--- start DATA SHOWN ---
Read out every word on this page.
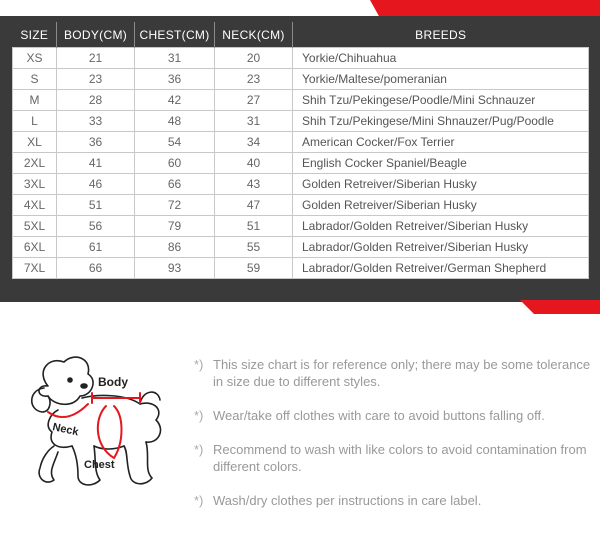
SIZE	BODY(CM)	CHEST(CM)	NECK(CM)	BREEDS
XS	21	31	20	Yorkie/Chihuahua
S	23	36	23	Yorkie/Maltese/pomeranian
M	28	42	27	Shih Tzu/Pekingese/Poodle/Mini Schnauzer
L	33	48	31	Shih Tzu/Pekingese/Mini Shnauzer/Pug/Poodle
XL	36	54	34	American Cocker/Fox Terrier
2XL	41	60	40	English Cocker Spaniel/Beagle
3XL	46	66	43	Golden Retreiver/Siberian Husky
4XL	51	72	47	Golden Retreiver/Siberian Husky
5XL	56	79	51	Labrador/Golden Retreiver/Siberian Husky
6XL	61	86	55	Labrador/Golden Retreiver/Siberian Husky
7XL	66	93	59	Labrador/Golden Retreiver/German Shepherd
Body
Neck
Chest
*) This size chart is for reference only; there may be some tolerance in size due to different styles.
*) Wear/take off clothes with care to avoid buttons falling off.
*) Recommend to wash with like colors to avoid contamination from different colors.
*) Wash/dry clothes per instructions in care label.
--- end DATA SHOWN ---
◆ GIVEN INSTRUCTION:
Reproduce all entries exactly. Pictures do not belong in the copy.

◆ WRITTEN RESPONSE:
Read out every word on this page.
SIZE	BODY(CM)	CHEST(CM)	NECK(CM)	BREEDS
XS	21	31	20	Yorkie/Chihuahua
S	23	36	23	Yorkie/Maltese/pomeranian
M	28	42	27	Shih Tzu/Pekingese/Poodle/Mini Schnauzer
L	33	48	31	Shih Tzu/Pekingese/Mini Shnauzer/Pug/Poodle
XL	36	54	34	American Cocker/Fox Terrier
2XL	41	60	40	English Cocker Spaniel/Beagle
3XL	46	66	43	Golden Retreiver/Siberian Husky
4XL	51	72	47	Golden Retreiver/Siberian Husky
5XL	56	79	51	Labrador/Golden Retreiver/Siberian Husky
6XL	61	86	55	Labrador/Golden Retreiver/Siberian Husky
7XL	66	93	59	Labrador/Golden Retreiver/German Shepherd
Body
Neck
Chest
*) This size chart is for reference only; there may be some tolerance in size due to different styles.
*) Wear/take off clothes with care to avoid buttons falling off.
*) Recommend to wash with like colors to avoid contamination from different colors.
*) Wash/dry clothes per instructions in care label.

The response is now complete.